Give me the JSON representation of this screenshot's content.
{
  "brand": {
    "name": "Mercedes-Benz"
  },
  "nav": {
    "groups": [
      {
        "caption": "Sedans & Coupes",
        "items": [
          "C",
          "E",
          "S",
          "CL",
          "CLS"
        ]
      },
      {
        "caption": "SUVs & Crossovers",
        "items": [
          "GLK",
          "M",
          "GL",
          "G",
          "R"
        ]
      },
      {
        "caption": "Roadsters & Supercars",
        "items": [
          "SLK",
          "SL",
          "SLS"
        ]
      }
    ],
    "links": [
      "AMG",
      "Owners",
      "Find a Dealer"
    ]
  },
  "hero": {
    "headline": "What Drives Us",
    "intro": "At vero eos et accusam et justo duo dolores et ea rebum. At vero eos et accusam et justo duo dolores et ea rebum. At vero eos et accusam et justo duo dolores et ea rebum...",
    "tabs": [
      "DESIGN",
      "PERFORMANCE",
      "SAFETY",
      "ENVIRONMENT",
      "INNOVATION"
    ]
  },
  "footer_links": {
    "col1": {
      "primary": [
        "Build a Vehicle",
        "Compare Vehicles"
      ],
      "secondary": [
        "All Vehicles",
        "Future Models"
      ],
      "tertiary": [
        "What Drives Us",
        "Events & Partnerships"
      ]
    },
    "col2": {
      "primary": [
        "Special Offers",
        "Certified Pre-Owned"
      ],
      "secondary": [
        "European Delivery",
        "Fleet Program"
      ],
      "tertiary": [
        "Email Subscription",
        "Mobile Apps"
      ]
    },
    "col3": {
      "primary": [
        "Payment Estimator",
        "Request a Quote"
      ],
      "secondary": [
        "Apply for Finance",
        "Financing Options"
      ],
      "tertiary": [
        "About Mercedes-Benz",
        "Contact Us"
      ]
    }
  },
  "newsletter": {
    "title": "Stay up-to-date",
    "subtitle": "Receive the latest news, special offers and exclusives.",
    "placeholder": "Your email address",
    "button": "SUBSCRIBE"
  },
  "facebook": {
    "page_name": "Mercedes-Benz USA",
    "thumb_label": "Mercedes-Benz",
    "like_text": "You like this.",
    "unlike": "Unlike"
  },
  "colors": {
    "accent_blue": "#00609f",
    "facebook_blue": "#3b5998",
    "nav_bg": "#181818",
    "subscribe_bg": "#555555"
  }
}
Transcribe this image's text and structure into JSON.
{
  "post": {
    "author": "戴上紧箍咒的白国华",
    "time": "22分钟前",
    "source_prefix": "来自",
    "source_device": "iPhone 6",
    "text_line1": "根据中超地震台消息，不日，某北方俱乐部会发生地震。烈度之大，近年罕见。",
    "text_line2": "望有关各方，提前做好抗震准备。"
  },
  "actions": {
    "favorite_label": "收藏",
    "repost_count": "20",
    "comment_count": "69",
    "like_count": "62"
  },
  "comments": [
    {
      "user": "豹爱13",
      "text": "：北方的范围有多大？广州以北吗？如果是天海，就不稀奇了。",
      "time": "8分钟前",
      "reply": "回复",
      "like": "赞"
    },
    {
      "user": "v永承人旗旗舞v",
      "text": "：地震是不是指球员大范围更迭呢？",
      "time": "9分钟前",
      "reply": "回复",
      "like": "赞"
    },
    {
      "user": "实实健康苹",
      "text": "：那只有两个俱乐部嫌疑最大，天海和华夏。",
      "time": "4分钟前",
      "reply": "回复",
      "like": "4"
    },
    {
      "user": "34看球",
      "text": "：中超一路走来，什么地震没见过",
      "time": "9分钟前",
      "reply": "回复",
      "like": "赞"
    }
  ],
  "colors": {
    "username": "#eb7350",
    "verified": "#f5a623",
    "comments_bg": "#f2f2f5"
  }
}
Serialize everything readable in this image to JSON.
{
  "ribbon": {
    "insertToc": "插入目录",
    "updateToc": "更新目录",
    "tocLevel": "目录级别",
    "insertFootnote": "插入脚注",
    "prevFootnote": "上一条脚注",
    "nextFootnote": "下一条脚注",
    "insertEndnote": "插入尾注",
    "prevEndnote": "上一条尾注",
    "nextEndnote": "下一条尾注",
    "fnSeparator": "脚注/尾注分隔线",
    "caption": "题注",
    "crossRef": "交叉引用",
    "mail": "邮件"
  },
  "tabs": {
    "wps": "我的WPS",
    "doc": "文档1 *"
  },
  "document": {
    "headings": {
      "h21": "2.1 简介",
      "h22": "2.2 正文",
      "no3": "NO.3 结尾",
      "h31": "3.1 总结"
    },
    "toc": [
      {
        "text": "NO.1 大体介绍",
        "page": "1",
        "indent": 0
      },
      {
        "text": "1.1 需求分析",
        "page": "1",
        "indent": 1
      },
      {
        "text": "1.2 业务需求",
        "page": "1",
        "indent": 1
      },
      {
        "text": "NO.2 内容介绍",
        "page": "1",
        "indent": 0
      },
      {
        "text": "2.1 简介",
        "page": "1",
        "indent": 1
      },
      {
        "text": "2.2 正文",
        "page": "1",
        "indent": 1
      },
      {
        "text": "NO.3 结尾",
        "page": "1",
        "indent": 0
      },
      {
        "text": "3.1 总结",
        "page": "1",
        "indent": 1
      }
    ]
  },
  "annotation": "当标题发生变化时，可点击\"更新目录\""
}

-----

Given instruction
From the data above, count the lines where "time" occurs and give that figure and nothing else.

Reply
5